━━━━━ DATASET EXTRACT

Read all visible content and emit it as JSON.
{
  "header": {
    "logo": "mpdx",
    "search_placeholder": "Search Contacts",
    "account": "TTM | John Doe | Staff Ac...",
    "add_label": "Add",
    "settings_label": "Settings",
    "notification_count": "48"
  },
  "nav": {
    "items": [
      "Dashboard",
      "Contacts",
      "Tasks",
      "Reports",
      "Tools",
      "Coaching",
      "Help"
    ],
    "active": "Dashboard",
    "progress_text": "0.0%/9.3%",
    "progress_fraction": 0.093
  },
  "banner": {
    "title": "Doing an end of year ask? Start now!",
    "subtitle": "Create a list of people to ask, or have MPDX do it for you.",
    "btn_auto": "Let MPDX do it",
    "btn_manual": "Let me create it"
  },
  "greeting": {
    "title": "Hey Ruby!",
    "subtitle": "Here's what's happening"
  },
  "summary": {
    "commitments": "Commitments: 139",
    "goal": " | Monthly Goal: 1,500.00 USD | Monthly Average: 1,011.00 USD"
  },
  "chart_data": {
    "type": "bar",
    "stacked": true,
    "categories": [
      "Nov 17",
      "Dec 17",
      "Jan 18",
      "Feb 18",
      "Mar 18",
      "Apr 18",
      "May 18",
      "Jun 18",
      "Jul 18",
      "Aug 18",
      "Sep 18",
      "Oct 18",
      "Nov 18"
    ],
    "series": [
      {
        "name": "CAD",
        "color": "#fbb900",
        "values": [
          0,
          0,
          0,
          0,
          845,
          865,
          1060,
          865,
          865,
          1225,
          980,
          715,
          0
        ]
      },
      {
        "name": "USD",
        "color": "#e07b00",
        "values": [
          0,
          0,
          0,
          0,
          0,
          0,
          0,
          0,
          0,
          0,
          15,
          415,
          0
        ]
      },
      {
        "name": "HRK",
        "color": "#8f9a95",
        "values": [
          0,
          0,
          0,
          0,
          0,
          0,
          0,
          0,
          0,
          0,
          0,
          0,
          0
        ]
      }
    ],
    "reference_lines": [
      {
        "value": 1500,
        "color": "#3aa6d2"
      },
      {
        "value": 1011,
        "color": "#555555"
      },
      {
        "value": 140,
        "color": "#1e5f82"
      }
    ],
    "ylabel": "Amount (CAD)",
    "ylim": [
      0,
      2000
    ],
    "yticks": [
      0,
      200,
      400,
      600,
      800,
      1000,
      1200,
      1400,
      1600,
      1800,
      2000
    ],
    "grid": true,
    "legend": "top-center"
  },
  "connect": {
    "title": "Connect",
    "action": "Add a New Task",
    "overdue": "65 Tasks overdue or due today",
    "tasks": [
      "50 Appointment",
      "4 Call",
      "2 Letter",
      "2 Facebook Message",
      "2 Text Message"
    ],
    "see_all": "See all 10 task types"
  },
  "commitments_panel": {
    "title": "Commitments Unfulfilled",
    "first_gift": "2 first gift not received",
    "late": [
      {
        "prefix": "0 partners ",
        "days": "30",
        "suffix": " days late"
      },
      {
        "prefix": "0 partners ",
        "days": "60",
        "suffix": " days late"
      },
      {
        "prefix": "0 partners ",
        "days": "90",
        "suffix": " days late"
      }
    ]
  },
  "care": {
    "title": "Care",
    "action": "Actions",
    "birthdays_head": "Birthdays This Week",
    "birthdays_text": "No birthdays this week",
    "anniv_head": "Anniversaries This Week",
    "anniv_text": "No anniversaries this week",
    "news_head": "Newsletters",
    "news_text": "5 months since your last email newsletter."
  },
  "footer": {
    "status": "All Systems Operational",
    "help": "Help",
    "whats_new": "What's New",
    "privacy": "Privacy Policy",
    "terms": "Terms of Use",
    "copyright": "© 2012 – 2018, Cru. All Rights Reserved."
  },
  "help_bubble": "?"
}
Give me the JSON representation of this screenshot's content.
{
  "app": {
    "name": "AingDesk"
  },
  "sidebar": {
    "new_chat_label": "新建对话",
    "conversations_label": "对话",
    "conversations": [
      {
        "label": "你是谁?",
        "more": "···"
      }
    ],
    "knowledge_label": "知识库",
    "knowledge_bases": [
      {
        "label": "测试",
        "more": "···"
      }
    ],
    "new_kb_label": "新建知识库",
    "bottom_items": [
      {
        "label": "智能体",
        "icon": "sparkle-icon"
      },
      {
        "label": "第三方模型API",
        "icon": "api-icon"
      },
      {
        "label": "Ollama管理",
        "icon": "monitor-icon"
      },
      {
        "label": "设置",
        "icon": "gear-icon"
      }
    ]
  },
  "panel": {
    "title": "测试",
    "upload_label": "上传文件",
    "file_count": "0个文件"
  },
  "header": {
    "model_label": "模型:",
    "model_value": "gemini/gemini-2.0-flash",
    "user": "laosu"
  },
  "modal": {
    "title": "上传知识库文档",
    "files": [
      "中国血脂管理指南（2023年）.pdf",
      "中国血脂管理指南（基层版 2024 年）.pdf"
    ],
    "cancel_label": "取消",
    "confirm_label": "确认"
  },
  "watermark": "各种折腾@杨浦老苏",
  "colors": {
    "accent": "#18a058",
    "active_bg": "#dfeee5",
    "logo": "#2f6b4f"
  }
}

━━━━━━━━━━

Collect the complete line wherever the string "icon" appears in the records.

        "icon": "sparkle-icon"
        "icon": "api-icon"
        "icon": "monitor-icon"
        "icon": "gear-icon"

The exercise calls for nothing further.